> [WORK TO COMPLETE]:
Pick out each line with the word "rozmedzí" from the material that follows.
:: LISTED ENTRIES ::
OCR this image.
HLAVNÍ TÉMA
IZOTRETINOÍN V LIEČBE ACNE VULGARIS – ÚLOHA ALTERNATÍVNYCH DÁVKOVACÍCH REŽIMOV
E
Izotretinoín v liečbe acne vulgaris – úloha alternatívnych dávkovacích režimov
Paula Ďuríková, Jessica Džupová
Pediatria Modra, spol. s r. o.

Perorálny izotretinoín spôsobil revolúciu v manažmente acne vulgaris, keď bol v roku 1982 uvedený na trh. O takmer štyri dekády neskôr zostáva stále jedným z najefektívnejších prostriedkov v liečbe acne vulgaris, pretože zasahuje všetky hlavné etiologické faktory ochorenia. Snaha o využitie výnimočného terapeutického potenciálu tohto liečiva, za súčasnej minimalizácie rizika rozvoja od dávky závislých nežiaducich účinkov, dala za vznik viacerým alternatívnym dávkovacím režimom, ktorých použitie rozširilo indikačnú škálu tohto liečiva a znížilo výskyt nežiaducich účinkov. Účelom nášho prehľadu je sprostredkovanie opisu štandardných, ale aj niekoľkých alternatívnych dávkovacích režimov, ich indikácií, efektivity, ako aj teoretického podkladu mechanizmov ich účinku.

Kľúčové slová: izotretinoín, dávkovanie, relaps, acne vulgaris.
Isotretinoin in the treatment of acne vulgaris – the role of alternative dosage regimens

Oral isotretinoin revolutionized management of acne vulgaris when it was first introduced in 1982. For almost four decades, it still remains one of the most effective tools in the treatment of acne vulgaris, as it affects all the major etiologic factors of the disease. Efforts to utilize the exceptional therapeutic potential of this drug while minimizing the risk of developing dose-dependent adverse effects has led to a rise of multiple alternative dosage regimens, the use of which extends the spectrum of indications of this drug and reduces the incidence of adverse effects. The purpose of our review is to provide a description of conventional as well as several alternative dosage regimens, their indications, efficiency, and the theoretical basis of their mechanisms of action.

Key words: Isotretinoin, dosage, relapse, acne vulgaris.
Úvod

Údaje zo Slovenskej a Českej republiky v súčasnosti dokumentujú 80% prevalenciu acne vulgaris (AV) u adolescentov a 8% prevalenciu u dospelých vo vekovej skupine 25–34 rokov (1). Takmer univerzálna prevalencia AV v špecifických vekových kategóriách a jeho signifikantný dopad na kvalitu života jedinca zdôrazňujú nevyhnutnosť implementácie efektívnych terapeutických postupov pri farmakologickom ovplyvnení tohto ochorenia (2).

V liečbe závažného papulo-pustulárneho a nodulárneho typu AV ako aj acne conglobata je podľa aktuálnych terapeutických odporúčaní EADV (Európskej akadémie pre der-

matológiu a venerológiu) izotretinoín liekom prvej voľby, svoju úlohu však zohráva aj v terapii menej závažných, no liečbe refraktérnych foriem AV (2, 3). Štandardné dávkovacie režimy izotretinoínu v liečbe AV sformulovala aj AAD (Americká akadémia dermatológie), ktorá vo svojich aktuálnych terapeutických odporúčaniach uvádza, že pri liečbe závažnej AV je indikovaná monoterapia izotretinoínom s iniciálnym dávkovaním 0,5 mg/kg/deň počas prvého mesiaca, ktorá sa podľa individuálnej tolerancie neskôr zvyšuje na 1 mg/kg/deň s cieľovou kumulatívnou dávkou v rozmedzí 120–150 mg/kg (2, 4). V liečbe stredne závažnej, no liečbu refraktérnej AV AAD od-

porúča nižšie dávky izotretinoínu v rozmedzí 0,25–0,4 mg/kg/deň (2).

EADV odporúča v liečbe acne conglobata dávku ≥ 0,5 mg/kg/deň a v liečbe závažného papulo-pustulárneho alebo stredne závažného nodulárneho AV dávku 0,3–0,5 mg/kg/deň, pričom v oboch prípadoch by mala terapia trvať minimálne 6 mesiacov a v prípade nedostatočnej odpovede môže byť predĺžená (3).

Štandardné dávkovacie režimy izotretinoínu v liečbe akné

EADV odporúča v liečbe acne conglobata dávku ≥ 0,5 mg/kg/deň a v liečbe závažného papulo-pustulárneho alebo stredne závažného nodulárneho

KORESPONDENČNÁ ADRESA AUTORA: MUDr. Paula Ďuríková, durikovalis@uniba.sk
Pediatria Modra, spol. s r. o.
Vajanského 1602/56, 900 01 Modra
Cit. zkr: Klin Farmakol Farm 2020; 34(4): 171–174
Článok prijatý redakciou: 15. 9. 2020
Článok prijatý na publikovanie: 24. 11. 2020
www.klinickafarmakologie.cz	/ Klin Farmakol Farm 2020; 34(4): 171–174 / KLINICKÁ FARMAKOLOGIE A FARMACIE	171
:::
> [SOLUTION TO THE EXERCISE]:
matológiu a venerológiu) izotretinoín liekom prvej voľby, svoju úlohu však zohráva aj v terapii menej závažných, no liečbe refraktérnych foriem AV (2, 3). Štandardné dávkovacie režimy izotretinoínu v liečbe AV sformulovala aj AAD (Americká akadémia dermatológie), ktorá vo svojich aktuálnych terapeutických odporúčaniach uvádza, že pri liečbe závažnej AV je indikovaná monoterapia izotretinoínom s iniciálnym dávkovaním 0,5 mg/kg/deň počas prvého mesiaca, ktorá sa podľa individuálnej tolerancie neskôr zvyšuje na 1 mg/kg/deň s cieľovou kumulatívnou dávkou v rozmedzí 120–150 mg/kg (2, 4). V liečbe stredne závažnej, no liečbu refraktérnej AV AAD od-
porúča nižšie dávky izotretinoínu v rozmedzí 0,25–0,4 mg/kg/deň (2).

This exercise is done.